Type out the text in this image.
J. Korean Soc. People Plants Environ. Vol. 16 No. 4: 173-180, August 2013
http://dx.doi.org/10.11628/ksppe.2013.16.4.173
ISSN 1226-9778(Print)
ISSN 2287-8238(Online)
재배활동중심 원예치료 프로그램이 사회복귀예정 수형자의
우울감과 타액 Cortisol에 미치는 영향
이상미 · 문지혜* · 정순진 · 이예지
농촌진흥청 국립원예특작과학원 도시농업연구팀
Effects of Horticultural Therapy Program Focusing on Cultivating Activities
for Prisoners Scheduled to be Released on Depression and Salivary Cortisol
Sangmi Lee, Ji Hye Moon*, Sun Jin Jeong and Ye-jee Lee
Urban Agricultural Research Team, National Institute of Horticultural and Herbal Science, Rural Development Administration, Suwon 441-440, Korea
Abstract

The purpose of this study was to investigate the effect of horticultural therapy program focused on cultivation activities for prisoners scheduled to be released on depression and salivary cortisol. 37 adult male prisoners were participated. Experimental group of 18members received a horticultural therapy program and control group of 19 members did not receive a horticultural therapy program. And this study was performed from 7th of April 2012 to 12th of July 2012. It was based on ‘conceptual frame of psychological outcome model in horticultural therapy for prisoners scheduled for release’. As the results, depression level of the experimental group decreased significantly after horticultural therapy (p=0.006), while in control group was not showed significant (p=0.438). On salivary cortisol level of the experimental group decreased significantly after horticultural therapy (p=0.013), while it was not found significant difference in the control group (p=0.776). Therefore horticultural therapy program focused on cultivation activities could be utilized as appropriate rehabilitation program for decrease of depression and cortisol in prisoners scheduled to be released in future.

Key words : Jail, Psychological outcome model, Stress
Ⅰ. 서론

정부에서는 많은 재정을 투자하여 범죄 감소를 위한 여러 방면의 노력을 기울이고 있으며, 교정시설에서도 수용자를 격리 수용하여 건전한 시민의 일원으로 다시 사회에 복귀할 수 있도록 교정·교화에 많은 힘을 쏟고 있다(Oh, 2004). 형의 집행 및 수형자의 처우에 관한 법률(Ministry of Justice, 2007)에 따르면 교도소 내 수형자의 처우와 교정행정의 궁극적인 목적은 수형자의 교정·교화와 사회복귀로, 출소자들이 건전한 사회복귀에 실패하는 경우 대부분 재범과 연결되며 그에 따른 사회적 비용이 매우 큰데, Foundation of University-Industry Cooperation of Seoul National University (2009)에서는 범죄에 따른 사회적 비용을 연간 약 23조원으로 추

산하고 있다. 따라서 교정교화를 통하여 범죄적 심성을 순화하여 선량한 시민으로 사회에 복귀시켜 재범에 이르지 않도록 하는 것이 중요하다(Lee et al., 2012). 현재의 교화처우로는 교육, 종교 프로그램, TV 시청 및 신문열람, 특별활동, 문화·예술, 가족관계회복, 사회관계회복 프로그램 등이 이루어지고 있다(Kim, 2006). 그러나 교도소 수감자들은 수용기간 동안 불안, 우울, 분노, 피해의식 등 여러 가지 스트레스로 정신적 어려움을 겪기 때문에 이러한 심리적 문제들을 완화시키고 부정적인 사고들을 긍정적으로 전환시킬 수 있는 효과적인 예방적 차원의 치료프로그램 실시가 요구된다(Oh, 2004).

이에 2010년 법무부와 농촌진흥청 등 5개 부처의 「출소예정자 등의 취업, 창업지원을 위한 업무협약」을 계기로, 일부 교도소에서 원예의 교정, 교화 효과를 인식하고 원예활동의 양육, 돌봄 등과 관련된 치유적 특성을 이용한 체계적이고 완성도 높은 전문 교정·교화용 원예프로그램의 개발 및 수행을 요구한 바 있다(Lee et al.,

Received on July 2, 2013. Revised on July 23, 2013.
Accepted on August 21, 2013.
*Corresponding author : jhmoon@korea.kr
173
────────────────────────────────────────
All of the entries must be written out exactly as they stand.

## Result for this exercise
Type out the text in this image.
J. Korean Soc. People Plants Environ. Vol. 16 No. 4: 173-180, August 2013
http://dx.doi.org/10.11628/ksppe.2013.16.4.173
ISSN 1226-9778(Print)
ISSN 2287-8238(Online)
재배활동중심 원예치료 프로그램이 사회복귀예정 수형자의
우울감과 타액 Cortisol에 미치는 영향
이상미 · 문지혜* · 정순진 · 이예지
농촌진흥청 국립원예특작과학원 도시농업연구팀
Effects of Horticultural Therapy Program Focusing on Cultivating Activities
for Prisoners Scheduled to be Released on Depression and Salivary Cortisol
Sangmi Lee, Ji Hye Moon*, Sun Jin Jeong and Ye-jee Lee
Urban Agricultural Research Team, National Institute of Horticultural and Herbal Science, Rural Development Administration, Suwon 441-440, Korea
Abstract

The purpose of this study was to investigate the effect of horticultural therapy program focused on cultivation activities for prisoners scheduled to be released on depression and salivary cortisol. 37 adult male prisoners were participated. Experimental group of 18members received a horticultural therapy program and control group of 19 members did not receive a horticultural therapy program. And this study was performed from 7th of April 2012 to 12th of July 2012. It was based on ‘conceptual frame of psychological outcome model in horticultural therapy for prisoners scheduled for release’. As the results, depression level of the experimental group decreased significantly after horticultural therapy (p=0.006), while in control group was not showed significant (p=0.438). On salivary cortisol level of the experimental group decreased significantly after horticultural therapy (p=0.013), while it was not found significant difference in the control group (p=0.776). Therefore horticultural therapy program focused on cultivation activities could be utilized as appropriate rehabilitation program for decrease of depression and cortisol in prisoners scheduled to be released in future.

Key words : Jail, Psychological outcome model, Stress
Ⅰ. 서론

정부에서는 많은 재정을 투자하여 범죄 감소를 위한 여러 방면의 노력을 기울이고 있으며, 교정시설에서도 수용자를 격리 수용하여 건전한 시민의 일원으로 다시 사회에 복귀할 수 있도록 교정·교화에 많은 힘을 쏟고 있다(Oh, 2004). 형의 집행 및 수형자의 처우에 관한 법률(Ministry of Justice, 2007)에 따르면 교도소 내 수형자의 처우와 교정행정의 궁극적인 목적은 수형자의 교정·교화와 사회복귀로, 출소자들이 건전한 사회복귀에 실패하는 경우 대부분 재범과 연결되며 그에 따른 사회적 비용이 매우 큰데, Foundation of University-Industry Cooperation of Seoul National University (2009)에서는 범죄에 따른 사회적 비용을 연간 약 23조원으로 추

산하고 있다. 따라서 교정교화를 통하여 범죄적 심성을 순화하여 선량한 시민으로 사회에 복귀시켜 재범에 이르지 않도록 하는 것이 중요하다(Lee et al., 2012). 현재의 교화처우로는 교육, 종교 프로그램, TV 시청 및 신문열람, 특별활동, 문화·예술, 가족관계회복, 사회관계회복 프로그램 등이 이루어지고 있다(Kim, 2006). 그러나 교도소 수감자들은 수용기간 동안 불안, 우울, 분노, 피해의식 등 여러 가지 스트레스로 정신적 어려움을 겪기 때문에 이러한 심리적 문제들을 완화시키고 부정적인 사고들을 긍정적으로 전환시킬 수 있는 효과적인 예방적 차원의 치료프로그램 실시가 요구된다(Oh, 2004).

이에 2010년 법무부와 농촌진흥청 등 5개 부처의 「출소예정자 등의 취업, 창업지원을 위한 업무협약」을 계기로, 일부 교도소에서 원예의 교정, 교화 효과를 인식하고 원예활동의 양육, 돌봄 등과 관련된 치유적 특성을 이용한 체계적이고 완성도 높은 전문 교정·교화용 원예프로그램의 개발 및 수행을 요구한 바 있다(Lee et al.,

Received on July 2, 2013. Revised on July 23, 2013.
Accepted on August 21, 2013.
*Corresponding author : jhmoon@korea.kr
173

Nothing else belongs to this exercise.